## GOAL
Find every line below that contains the word "Create" and copy it out.

## Data excerpts
(begin)
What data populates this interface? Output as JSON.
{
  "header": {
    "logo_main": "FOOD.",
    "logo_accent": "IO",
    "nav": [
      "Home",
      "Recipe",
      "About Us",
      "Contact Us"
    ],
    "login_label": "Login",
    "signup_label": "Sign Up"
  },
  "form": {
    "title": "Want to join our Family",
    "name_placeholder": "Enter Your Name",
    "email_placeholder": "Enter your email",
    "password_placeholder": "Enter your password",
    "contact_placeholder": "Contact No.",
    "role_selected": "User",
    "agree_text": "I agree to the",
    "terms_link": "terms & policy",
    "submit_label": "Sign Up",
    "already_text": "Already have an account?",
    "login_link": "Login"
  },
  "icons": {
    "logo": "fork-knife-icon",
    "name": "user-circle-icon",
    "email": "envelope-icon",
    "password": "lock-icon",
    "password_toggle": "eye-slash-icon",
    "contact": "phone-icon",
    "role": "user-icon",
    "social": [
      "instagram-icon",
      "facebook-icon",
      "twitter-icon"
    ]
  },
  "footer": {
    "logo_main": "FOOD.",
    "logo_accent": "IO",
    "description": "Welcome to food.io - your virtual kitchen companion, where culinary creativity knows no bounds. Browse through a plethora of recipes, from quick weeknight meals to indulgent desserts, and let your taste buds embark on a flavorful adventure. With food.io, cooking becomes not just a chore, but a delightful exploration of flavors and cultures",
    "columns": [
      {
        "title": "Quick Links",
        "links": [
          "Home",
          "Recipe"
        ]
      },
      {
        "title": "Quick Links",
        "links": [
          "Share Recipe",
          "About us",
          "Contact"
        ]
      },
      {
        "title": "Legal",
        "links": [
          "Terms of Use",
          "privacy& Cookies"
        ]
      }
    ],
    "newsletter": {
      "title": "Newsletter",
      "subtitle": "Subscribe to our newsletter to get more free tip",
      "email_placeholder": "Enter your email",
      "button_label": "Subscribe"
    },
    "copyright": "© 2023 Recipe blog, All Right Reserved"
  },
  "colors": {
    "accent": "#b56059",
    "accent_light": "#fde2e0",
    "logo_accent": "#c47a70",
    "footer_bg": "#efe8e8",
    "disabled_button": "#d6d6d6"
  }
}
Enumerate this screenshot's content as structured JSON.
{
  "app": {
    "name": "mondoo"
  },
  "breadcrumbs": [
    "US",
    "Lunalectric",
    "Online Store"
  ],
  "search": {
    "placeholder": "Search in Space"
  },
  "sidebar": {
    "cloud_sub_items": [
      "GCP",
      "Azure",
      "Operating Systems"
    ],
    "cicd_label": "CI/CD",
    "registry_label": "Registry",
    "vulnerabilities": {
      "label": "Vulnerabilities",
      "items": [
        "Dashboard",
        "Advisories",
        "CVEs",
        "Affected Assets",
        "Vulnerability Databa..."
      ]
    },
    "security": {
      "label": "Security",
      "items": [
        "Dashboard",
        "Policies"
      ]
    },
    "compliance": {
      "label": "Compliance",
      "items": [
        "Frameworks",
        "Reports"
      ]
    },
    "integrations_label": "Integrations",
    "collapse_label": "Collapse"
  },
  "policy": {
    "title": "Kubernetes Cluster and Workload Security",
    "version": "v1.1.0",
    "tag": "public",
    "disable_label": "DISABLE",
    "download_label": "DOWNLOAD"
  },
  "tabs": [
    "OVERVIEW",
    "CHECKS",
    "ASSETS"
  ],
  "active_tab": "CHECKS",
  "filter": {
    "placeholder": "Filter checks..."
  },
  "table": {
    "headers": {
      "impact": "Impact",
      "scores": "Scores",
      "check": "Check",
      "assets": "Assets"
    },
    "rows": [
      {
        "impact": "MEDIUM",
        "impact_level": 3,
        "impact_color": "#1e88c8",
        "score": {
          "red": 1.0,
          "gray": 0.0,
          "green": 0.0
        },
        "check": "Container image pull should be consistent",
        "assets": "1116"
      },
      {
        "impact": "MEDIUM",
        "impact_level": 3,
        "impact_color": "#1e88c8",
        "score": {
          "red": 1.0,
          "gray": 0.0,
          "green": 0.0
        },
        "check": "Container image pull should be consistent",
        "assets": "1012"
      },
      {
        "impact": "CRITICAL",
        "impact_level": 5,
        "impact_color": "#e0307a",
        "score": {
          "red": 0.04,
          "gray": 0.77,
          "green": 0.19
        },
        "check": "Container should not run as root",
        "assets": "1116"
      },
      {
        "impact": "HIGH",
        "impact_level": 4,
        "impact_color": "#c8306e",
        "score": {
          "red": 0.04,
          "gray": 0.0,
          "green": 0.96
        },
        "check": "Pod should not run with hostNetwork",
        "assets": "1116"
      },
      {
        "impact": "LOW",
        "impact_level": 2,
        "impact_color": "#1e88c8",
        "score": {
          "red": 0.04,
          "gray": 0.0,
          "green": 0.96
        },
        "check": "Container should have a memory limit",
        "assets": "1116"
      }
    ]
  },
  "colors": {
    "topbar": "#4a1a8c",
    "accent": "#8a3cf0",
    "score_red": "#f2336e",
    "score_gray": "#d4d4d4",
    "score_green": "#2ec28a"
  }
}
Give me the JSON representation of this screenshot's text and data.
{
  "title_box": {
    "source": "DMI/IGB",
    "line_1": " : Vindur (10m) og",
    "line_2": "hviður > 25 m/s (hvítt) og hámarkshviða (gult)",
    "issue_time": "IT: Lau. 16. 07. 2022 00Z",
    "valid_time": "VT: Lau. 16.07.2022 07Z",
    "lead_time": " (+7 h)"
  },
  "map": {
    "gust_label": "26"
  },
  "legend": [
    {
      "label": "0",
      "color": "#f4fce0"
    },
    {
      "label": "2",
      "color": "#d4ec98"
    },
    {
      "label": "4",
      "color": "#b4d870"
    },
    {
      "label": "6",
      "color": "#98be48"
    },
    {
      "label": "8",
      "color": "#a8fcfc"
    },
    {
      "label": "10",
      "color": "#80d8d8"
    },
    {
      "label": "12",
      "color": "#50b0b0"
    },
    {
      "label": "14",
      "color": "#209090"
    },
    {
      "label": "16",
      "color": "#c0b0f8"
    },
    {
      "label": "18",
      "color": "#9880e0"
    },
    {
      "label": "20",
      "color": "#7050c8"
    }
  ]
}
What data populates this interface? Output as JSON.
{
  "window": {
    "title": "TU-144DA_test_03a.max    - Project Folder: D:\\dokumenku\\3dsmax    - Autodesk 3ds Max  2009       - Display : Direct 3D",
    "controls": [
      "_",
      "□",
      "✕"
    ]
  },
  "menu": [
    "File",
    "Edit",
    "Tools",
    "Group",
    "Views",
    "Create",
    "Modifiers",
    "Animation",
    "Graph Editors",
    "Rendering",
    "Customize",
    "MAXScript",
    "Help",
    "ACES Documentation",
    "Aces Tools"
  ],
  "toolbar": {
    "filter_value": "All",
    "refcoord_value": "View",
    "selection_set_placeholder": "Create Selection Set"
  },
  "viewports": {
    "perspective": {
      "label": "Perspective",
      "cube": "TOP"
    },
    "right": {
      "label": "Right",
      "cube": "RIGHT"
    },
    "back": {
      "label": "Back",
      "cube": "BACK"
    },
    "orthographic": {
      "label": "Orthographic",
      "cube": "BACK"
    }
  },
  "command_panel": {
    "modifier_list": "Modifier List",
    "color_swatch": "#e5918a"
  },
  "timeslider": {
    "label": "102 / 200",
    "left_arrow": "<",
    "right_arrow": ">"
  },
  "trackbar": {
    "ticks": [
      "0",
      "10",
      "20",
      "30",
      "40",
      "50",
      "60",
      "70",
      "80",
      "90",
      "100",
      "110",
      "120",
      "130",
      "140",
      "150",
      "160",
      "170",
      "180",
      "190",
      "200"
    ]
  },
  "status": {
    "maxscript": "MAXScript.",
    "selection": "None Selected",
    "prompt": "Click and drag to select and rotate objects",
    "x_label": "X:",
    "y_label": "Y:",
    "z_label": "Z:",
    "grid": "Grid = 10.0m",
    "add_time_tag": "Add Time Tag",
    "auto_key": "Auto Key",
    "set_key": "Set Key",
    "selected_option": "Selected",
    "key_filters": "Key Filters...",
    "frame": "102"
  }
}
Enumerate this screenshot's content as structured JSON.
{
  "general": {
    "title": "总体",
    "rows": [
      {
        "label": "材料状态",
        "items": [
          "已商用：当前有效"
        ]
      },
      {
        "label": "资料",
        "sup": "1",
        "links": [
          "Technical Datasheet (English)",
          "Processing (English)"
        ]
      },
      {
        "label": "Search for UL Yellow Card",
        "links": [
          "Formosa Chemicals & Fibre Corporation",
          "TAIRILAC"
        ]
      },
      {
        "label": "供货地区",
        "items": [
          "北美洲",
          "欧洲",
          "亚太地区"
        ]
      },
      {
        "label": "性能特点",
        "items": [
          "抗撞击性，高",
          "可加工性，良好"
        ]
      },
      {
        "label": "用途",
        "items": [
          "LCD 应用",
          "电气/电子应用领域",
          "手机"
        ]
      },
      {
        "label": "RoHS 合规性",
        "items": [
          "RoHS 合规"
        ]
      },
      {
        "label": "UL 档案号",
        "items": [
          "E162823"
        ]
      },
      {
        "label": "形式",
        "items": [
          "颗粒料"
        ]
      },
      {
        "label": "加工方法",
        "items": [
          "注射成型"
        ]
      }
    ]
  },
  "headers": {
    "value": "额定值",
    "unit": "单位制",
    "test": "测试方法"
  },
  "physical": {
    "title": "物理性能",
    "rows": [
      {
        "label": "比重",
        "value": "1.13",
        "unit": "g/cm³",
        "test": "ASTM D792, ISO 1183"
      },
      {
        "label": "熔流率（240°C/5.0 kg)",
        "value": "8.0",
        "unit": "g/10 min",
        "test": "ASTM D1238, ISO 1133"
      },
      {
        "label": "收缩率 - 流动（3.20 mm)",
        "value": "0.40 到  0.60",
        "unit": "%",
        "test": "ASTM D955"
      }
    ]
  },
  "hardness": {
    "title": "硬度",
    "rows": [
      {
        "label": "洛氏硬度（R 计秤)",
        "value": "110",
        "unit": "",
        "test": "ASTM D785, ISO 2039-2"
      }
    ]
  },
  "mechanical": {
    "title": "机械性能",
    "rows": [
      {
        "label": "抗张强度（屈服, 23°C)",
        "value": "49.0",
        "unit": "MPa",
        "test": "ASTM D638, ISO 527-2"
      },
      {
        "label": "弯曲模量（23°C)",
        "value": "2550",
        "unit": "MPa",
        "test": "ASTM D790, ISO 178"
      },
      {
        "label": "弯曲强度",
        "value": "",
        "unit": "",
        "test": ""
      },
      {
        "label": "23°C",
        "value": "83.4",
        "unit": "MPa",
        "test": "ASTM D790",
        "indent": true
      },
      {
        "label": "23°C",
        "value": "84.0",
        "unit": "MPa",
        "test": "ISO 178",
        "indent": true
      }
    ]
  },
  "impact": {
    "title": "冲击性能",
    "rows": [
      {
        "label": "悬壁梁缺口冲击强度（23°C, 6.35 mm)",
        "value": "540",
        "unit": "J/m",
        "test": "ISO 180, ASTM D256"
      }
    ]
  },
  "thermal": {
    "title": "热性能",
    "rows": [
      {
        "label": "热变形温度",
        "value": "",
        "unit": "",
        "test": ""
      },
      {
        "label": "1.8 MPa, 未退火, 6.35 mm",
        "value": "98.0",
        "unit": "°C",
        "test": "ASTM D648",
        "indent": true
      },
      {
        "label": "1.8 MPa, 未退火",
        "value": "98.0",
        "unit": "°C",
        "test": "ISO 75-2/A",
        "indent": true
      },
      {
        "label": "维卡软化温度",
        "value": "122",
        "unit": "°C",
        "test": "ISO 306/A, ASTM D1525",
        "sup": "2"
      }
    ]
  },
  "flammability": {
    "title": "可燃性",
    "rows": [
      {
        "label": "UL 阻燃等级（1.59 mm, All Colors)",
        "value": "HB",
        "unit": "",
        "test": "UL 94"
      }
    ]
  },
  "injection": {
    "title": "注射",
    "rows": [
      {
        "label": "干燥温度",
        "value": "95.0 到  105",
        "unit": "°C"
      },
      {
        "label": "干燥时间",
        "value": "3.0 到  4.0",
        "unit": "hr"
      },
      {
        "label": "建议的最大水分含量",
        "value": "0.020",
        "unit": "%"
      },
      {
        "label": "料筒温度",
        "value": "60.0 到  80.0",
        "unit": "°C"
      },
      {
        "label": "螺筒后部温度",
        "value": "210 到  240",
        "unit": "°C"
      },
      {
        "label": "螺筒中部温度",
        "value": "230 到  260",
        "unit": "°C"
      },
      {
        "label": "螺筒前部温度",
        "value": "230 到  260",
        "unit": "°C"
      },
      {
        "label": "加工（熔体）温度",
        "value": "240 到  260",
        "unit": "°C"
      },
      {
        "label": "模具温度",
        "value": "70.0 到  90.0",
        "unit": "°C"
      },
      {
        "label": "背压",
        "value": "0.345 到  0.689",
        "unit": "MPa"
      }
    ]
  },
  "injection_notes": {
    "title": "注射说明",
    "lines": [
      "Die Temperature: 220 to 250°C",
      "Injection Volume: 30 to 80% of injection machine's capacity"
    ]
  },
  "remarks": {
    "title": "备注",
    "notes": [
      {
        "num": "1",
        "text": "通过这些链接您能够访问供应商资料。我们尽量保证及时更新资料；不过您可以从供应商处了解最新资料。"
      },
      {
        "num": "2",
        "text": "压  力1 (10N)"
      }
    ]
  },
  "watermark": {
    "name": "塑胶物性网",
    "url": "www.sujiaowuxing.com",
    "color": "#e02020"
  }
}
(end)
## COMPLETE OUTPUT
    "Create",
    "selection_set_placeholder": "Create Selection Set"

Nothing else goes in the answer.